**DIRECTIONS FOR THIS TASK**
Write out the entries again exactly as they are given.

**RECORDS FOR THIS EXERCISE**
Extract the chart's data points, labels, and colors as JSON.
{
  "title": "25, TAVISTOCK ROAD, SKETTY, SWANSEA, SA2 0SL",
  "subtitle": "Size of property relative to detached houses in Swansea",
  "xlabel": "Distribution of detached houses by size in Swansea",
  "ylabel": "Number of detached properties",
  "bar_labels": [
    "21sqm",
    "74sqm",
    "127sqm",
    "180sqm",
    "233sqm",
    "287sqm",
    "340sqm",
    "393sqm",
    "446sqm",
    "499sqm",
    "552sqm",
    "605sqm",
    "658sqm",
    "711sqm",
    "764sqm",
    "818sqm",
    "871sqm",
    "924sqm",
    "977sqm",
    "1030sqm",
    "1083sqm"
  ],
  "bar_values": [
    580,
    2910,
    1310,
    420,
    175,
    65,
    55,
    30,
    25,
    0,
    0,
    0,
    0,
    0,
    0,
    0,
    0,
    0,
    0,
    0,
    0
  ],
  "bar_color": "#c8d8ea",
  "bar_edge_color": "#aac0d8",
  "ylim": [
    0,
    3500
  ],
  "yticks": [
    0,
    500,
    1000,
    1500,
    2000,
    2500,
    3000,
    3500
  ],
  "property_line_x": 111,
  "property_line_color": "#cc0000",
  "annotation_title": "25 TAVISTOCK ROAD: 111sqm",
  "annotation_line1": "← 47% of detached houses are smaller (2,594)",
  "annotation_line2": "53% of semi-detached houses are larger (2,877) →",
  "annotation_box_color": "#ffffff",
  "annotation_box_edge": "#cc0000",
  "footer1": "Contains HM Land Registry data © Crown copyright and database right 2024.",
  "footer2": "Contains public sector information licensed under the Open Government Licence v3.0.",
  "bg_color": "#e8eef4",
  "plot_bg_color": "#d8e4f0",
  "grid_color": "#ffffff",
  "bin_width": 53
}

**EXERCISE RESPONSE**
Extract the chart's data points, labels, and colors as JSON.
{
  "title": "25, TAVISTOCK ROAD, SKETTY, SWANSEA, SA2 0SL",
  "subtitle": "Size of property relative to detached houses in Swansea",
  "xlabel": "Distribution of detached houses by size in Swansea",
  "ylabel": "Number of detached properties",
  "bar_labels": [
    "21sqm",
    "74sqm",
    "127sqm",
    "180sqm",
    "233sqm",
    "287sqm",
    "340sqm",
    "393sqm",
    "446sqm",
    "499sqm",
    "552sqm",
    "605sqm",
    "658sqm",
    "711sqm",
    "764sqm",
    "818sqm",
    "871sqm",
    "924sqm",
    "977sqm",
    "1030sqm",
    "1083sqm"
  ],
  "bar_values": [
    580,
    2910,
    1310,
    420,
    175,
    65,
    55,
    30,
    25,
    0,
    0,
    0,
    0,
    0,
    0,
    0,
    0,
    0,
    0,
    0,
    0
  ],
  "bar_color": "#c8d8ea",
  "bar_edge_color": "#aac0d8",
  "ylim": [
    0,
    3500
  ],
  "yticks": [
    0,
    500,
    1000,
    1500,
    2000,
    2500,
    3000,
    3500
  ],
  "property_line_x": 111,
  "property_line_color": "#cc0000",
  "annotation_title": "25 TAVISTOCK ROAD: 111sqm",
  "annotation_line1": "← 47% of detached houses are smaller (2,594)",
  "annotation_line2": "53% of semi-detached houses are larger (2,877) →",
  "annotation_box_color": "#ffffff",
  "annotation_box_edge": "#cc0000",
  "footer1": "Contains HM Land Registry data © Crown copyright and database right 2024.",
  "footer2": "Contains public sector information licensed under the Open Government Licence v3.0.",
  "bg_color": "#e8eef4",
  "plot_bg_color": "#d8e4f0",
  "grid_color": "#ffffff",
  "bin_width": 53
}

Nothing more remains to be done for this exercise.